▸ **SUPPLIED MATERIAL**

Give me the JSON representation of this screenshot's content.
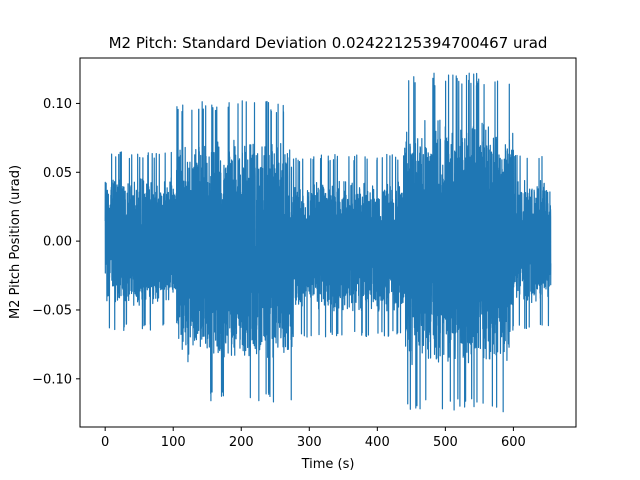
{
  "chart_data": {
    "type": "line",
    "title": "M2 Pitch: Standard Deviation 0.02422125394700467 urad",
    "xlabel": "Time (s)",
    "ylabel": "M2 Pitch Position (urad)",
    "xlim": [
      -37,
      692
    ],
    "ylim": [
      -0.135,
      0.133
    ],
    "x_ticks": [
      0,
      100,
      200,
      300,
      400,
      500,
      600
    ],
    "x_tick_labels": [
      "0",
      "100",
      "200",
      "300",
      "400",
      "500",
      "600"
    ],
    "y_ticks": [
      -0.1,
      -0.05,
      0.0,
      0.05,
      0.1
    ],
    "y_tick_labels": [
      "−0.10",
      "−0.05",
      "0.00",
      "0.05",
      "0.10"
    ],
    "grid": false,
    "series": [
      {
        "color": "#1f77b4",
        "x_range": [
          0,
          655
        ],
        "standard_deviation": 0.02422125394700467,
        "mean": 0.0,
        "segments": [
          {
            "x_start": 0,
            "x_end": 105,
            "envelope_max": 0.065,
            "envelope_min": -0.065
          },
          {
            "x_start": 105,
            "x_end": 277,
            "envelope_max": 0.102,
            "envelope_min": -0.117
          },
          {
            "x_start": 277,
            "x_end": 440,
            "envelope_max": 0.063,
            "envelope_min": -0.07
          },
          {
            "x_start": 440,
            "x_end": 600,
            "envelope_max": 0.122,
            "envelope_min": -0.124
          },
          {
            "x_start": 600,
            "x_end": 655,
            "envelope_max": 0.063,
            "envelope_min": -0.065
          }
        ]
      }
    ]
  }
}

▸ **WHAT THE TASK REQUIRES**
Write out each entry exactly as given, omitting any picture.

▸ **RESPONSE TO THE TASK**
Give me the JSON representation of this screenshot's content.
{
  "chart_data": {
    "type": "line",
    "title": "M2 Pitch: Standard Deviation 0.02422125394700467 urad",
    "xlabel": "Time (s)",
    "ylabel": "M2 Pitch Position (urad)",
    "xlim": [
      -37,
      692
    ],
    "ylim": [
      -0.135,
      0.133
    ],
    "x_ticks": [
      0,
      100,
      200,
      300,
      400,
      500,
      600
    ],
    "x_tick_labels": [
      "0",
      "100",
      "200",
      "300",
      "400",
      "500",
      "600"
    ],
    "y_ticks": [
      -0.1,
      -0.05,
      0.0,
      0.05,
      0.1
    ],
    "y_tick_labels": [
      "−0.10",
      "−0.05",
      "0.00",
      "0.05",
      "0.10"
    ],
    "grid": false,
    "series": [
      {
        "color": "#1f77b4",
        "x_range": [
          0,
          655
        ],
        "standard_deviation": 0.02422125394700467,
        "mean": 0.0,
        "segments": [
          {
            "x_start": 0,
            "x_end": 105,
            "envelope_max": 0.065,
            "envelope_min": -0.065
          },
          {
            "x_start": 105,
            "x_end": 277,
            "envelope_max": 0.102,
            "envelope_min": -0.117
          },
          {
            "x_start": 277,
            "x_end": 440,
            "envelope_max": 0.063,
            "envelope_min": -0.07
          },
          {
            "x_start": 440,
            "x_end": 600,
            "envelope_max": 0.122,
            "envelope_min": -0.124
          },
          {
            "x_start": 600,
            "x_end": 655,
            "envelope_max": 0.063,
            "envelope_min": -0.065
          }
        ]
      }
    ]
  }
}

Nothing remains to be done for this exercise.